▶ _Stated task A_:
From the text on formatting macros, list every prelude macro the text says is macro_rules!-defined.
▶ _Stated task B_:
In the text on formatting macros, echo the passage starting at "Common syntax" and ending at "prefix and semantics.".

Overall, this signature seems to be appropriate in terms of "give me a sink of bytes to write myself to, and let me return an error if one happens". Due to this, this RFC recommends that all formatting traits be marked #[unstable].

Macros

There are a number of prelude macros which interact with the format syntax:

  • format_args
  • format_args_method
  • write
  • writeln
  • print
  • println
  • format
  • fail
  • assert
  • debug_assert

All of these are macro_rules!-defined macros, except for format_args and format_args_method.

Common syntax

All of these macros take some form of prefix, while the trailing suffix is always some instantiation of the formatting syntax. The suffix portion is recommended to be considered #[stable], and the sections below will discuss each macro in detail with respect to its prefix and semantics.

format_args

The fundamental purpose of this macro is to generate a value of type &fmt::Arguments which represents a pending format computation. This structure can then be passed at some point to the methods in std::fmt to actually perform the format.

The prefix of this macro is some "callable thing", be it a top-level function or a closure. It cannot invoke a method because foo.bar is not a "callable thing" to call the bar method on foo.

Ideally, this macro would have no prefix, and would be callable like:

use std::fmt;

let args = format_args!("Hello {}!", "world");
let hello_world = fmt::format(args);

Unfortunately, without an implementation of RFC 31 this is not possible. As a result, this RFC proposes a #[stable] consideration of this macro and its syntax.

format_args_method

The purpose of this macro is to solve the "call this method" case not covered with the format_args macro. This macro was introduced fairly late in the game to solve the problem that &*trait_object was not allowed. This is currently allowed, however (due to DST).

This RFC proposes immediately removing this macro. The primary user of this macro is write!, meaning that the following code, which compiles today, would need to be rewritten:

let mut output = std::io::stdout();
// note the lack of `&mut` in front
write!(output, "hello {}", "world");

The write! macro would be redefined as:

macro_rules! write(
    ($dst:expr, $($arg:tt)*) => ({
        let dst = &mut *$dst;
        format_args!(|args| { dst.write_fmt(args) }, $($arg)*)

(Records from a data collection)
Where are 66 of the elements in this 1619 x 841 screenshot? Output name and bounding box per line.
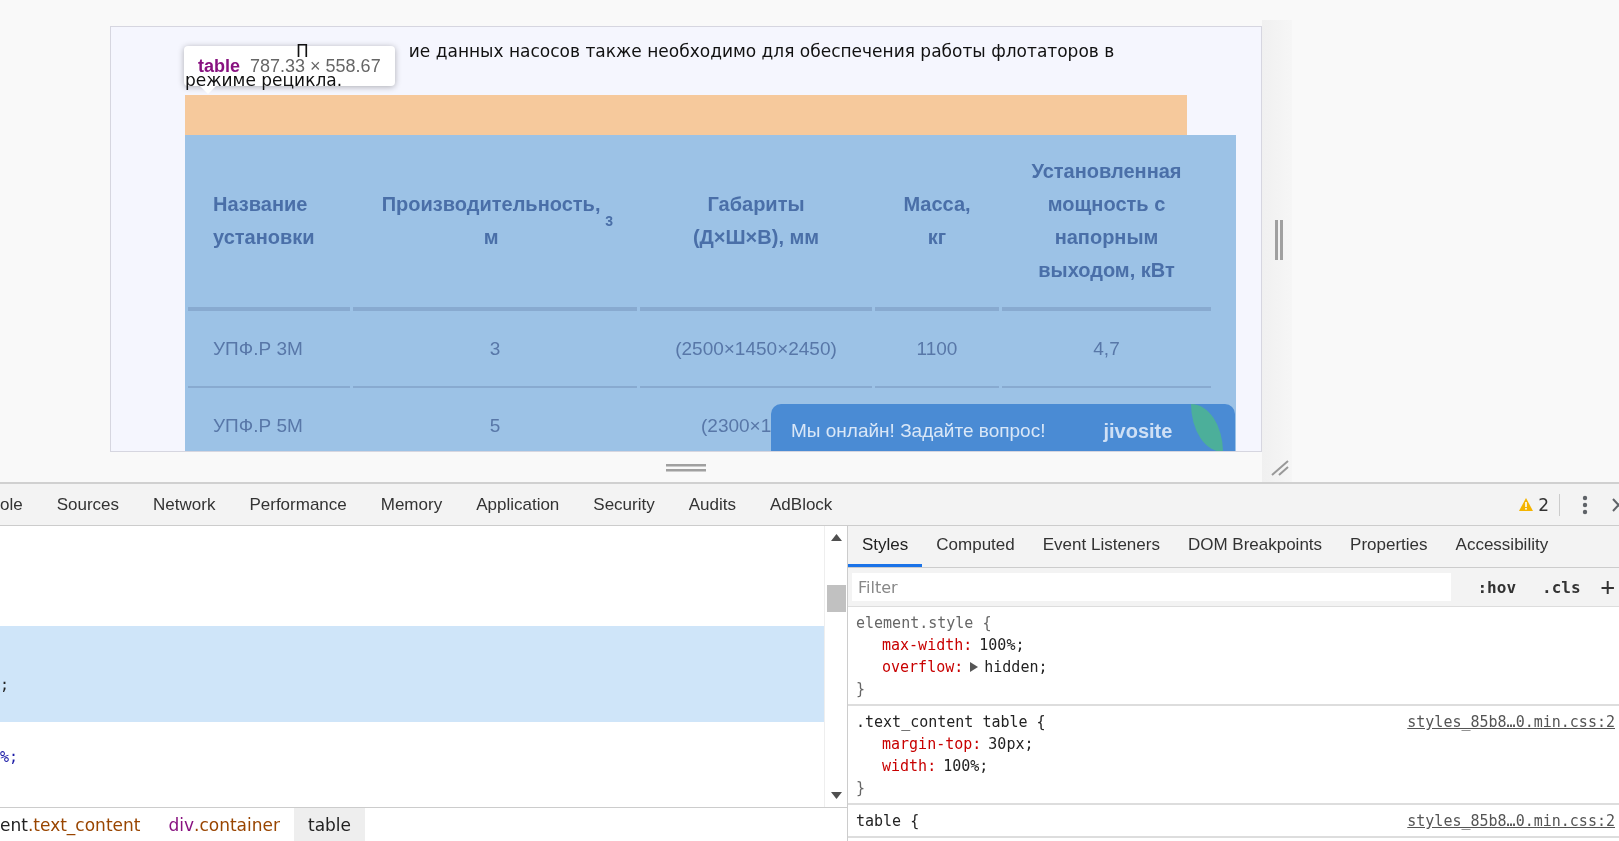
column-header: Установленная мощность с напорным выходом, кВт [1002, 135, 1211, 311]
more-menu-icon[interactable] [1582, 494, 1588, 515]
stylesheet-link[interactable]: styles_85b8…0.min.css:2 [1407, 810, 1615, 832]
chat-logo: jivosite [1103, 420, 1173, 443]
sidebar-tab[interactable]: Properties [1336, 526, 1442, 567]
sidebar-tab[interactable]: DOM Breakpoints [1173, 526, 1337, 567]
scroll-down-icon[interactable] [830, 792, 842, 799]
closing-brace: } [856, 680, 866, 698]
chat-prompt: Мы онлайн! Задайте вопрос! [791, 420, 1046, 442]
table-cell: УПФ.Р 5М [213, 414, 303, 437]
warning-icon[interactable] [1518, 497, 1535, 512]
css-value: 100%; [979, 635, 1025, 656]
expand-icon[interactable] [970, 662, 979, 672]
warning-count[interactable]: 2 [1538, 494, 1549, 515]
table-cell: 5 [489, 414, 501, 437]
column-header: Габариты (Д×Ш×В), мм [640, 135, 872, 311]
stylesheet-link[interactable]: styles_85b8…0.min.css:2 [1407, 711, 1615, 733]
close-icon[interactable] [1612, 497, 1619, 512]
code-text: ; [0, 676, 10, 694]
scroll-up-icon[interactable] [830, 534, 842, 541]
sidebar-tab[interactable]: Accessibility [1441, 526, 1563, 567]
hov-button[interactable]: :hov [1477, 577, 1516, 597]
table-cell: 1100 [916, 337, 958, 360]
devtools-tab[interactable]: Network [136, 484, 233, 525]
code-text: %; [0, 748, 19, 766]
css-selector: element.style { [856, 613, 992, 634]
new-rule-button[interactable]: + [1600, 573, 1615, 601]
devtools-tab[interactable]: Audits [671, 484, 753, 525]
css-value: 100%; [943, 756, 989, 777]
resize-handle-icon[interactable] [1274, 220, 1284, 260]
css-selector: table { [856, 811, 920, 832]
css-value: hidden; [984, 657, 1048, 678]
devtools-tab[interactable]: Application [459, 484, 577, 525]
table-cell: 4,7 [1093, 337, 1120, 360]
devtools-tab[interactable]: Security [576, 484, 672, 525]
resize-handle-icon[interactable] [666, 464, 706, 472]
devtools-tab[interactable]: Sources [39, 484, 137, 525]
tooltip-tag: table [198, 55, 240, 77]
column-header: Название установки [188, 135, 350, 311]
paragraph-text: ие данных насосов также необходимо для обеспечения работы флотаторов в [408, 41, 1115, 61]
filter-field[interactable]: Filter [852, 573, 1452, 601]
css-selector: .text_content table { [856, 712, 1046, 733]
table-cell: (2500×1450×2450) [675, 337, 837, 360]
column-header: Масса, кг [875, 135, 999, 311]
table-cell: 3 [489, 337, 501, 360]
table-cell: (2300×1 [701, 414, 772, 437]
breadcrumb[interactable]: div.container [154, 808, 294, 841]
css-property: overflow: [882, 657, 964, 678]
breadcrumb[interactable]: table [294, 808, 366, 841]
css-value: 30px; [988, 734, 1034, 755]
css-property: margin-top: [882, 734, 982, 755]
css-property: max-width: [882, 635, 973, 656]
table-cell: УПФ.Р 3М [213, 337, 303, 360]
css-property: width: [882, 756, 937, 777]
scrollbar[interactable] [824, 526, 847, 807]
devtools-tab[interactable]: Memory [363, 484, 460, 525]
breadcrumb[interactable]: ent.text_content [0, 808, 155, 841]
scroll-thumb[interactable] [826, 585, 846, 612]
devtools-tab[interactable]: ole [0, 484, 40, 525]
cls-button[interactable]: .cls [1542, 577, 1581, 597]
closing-brace: } [856, 779, 866, 797]
resize-corner-icon[interactable] [1270, 458, 1290, 476]
devtools-tab[interactable]: Performance [232, 484, 364, 525]
devtools-tab[interactable]: AdBlock [753, 484, 850, 525]
sidebar-tab[interactable]: Event Listeners [1028, 526, 1174, 567]
sidebar-tab[interactable]: Computed [922, 526, 1029, 567]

▶ _Written reply A_:
write, writeln, print, println, format, fail, assert, debug_assert

▶ _Written reply B_:
Common syntax

All of these macros take some form of prefix, while the trailing suffix is always some instantiation of the formatting syntax. The suffix portion is recommended to be considered #[stable], and the sections below will discuss each macro in detail with respect to its prefix and semantics.